[Begin]
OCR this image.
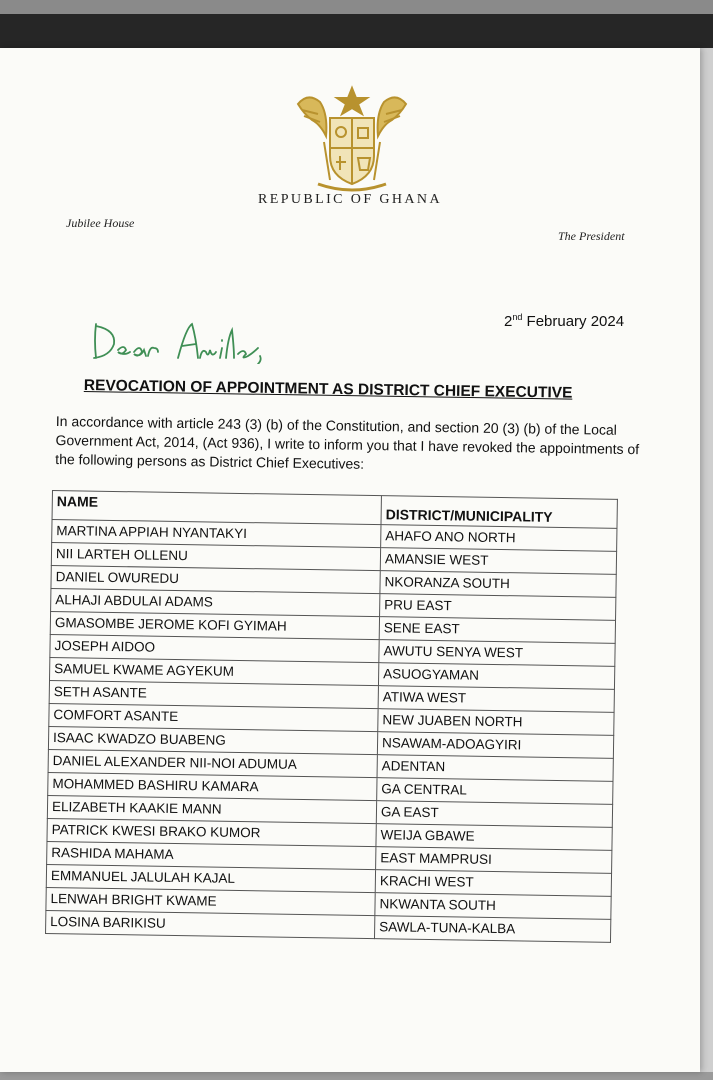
REPUBLIC OF GHANA
Jubilee House
The President
2nd February 2024
REVOCATION OF APPOINTMENT AS DISTRICT CHIEF EXECUTIVE
In accordance with article 243 (3) (b) of the Constitution, and section 20 (3) (b) of the Local Government Act, 2014, (Act 936), I write to inform you that I have revoked the appointments of the following persons as District Chief Executives:
NAME	DISTRICT/MUNICIPALITY
MARTINA APPIAH NYANTAKYI	AHAFO ANO NORTH
NII LARTEH OLLENU	AMANSIE WEST
DANIEL OWUREDU	NKORANZA SOUTH
ALHAJI ABDULAI ADAMS	PRU EAST
GMASOMBE JEROME KOFI GYIMAH	SENE EAST
JOSEPH AIDOO	AWUTU SENYA WEST
SAMUEL KWAME AGYEKUM	ASUOGYAMAN
SETH ASANTE	ATIWA WEST
COMFORT ASANTE	NEW JUABEN NORTH
ISAAC KWADZO BUABENG	NSAWAM-ADOAGYIRI
DANIEL ALEXANDER NII-NOI ADUMUA	ADENTAN
MOHAMMED BASHIRU KAMARA	GA CENTRAL
ELIZABETH KAAKIE MANN	GA EAST
PATRICK KWESI BRAKO KUMOR	WEIJA GBAWE
RASHIDA MAHAMA	EAST MAMPRUSI
EMMANUEL JALULAH KAJAL	KRACHI WEST
LENWAH BRIGHT KWAME	NKWANTA SOUTH
LOSINA BARIKISU	SAWLA-TUNA-KALBA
[End]
Transcribe the material as is, with images omitted.

OCR this image.
REPUBLIC OF GHANA
Jubilee House
The President
2nd February 2024
REVOCATION OF APPOINTMENT AS DISTRICT CHIEF EXECUTIVE
In accordance with article 243 (3) (b) of the Constitution, and section 20 (3) (b) of the Local Government Act, 2014, (Act 936), I write to inform you that I have revoked the appointments of the following persons as District Chief Executives:
NAME	DISTRICT/MUNICIPALITY
MARTINA APPIAH NYANTAKYI	AHAFO ANO NORTH
NII LARTEH OLLENU	AMANSIE WEST
DANIEL OWUREDU	NKORANZA SOUTH
ALHAJI ABDULAI ADAMS	PRU EAST
GMASOMBE JEROME KOFI GYIMAH	SENE EAST
JOSEPH AIDOO	AWUTU SENYA WEST
SAMUEL KWAME AGYEKUM	ASUOGYAMAN
SETH ASANTE	ATIWA WEST
COMFORT ASANTE	NEW JUABEN NORTH
ISAAC KWADZO BUABENG	NSAWAM-ADOAGYIRI
DANIEL ALEXANDER NII-NOI ADUMUA	ADENTAN
MOHAMMED BASHIRU KAMARA	GA CENTRAL
ELIZABETH KAAKIE MANN	GA EAST
PATRICK KWESI BRAKO KUMOR	WEIJA GBAWE
RASHIDA MAHAMA	EAST MAMPRUSI
EMMANUEL JALULAH KAJAL	KRACHI WEST
LENWAH BRIGHT KWAME	NKWANTA SOUTH
LOSINA BARIKISU	SAWLA-TUNA-KALBA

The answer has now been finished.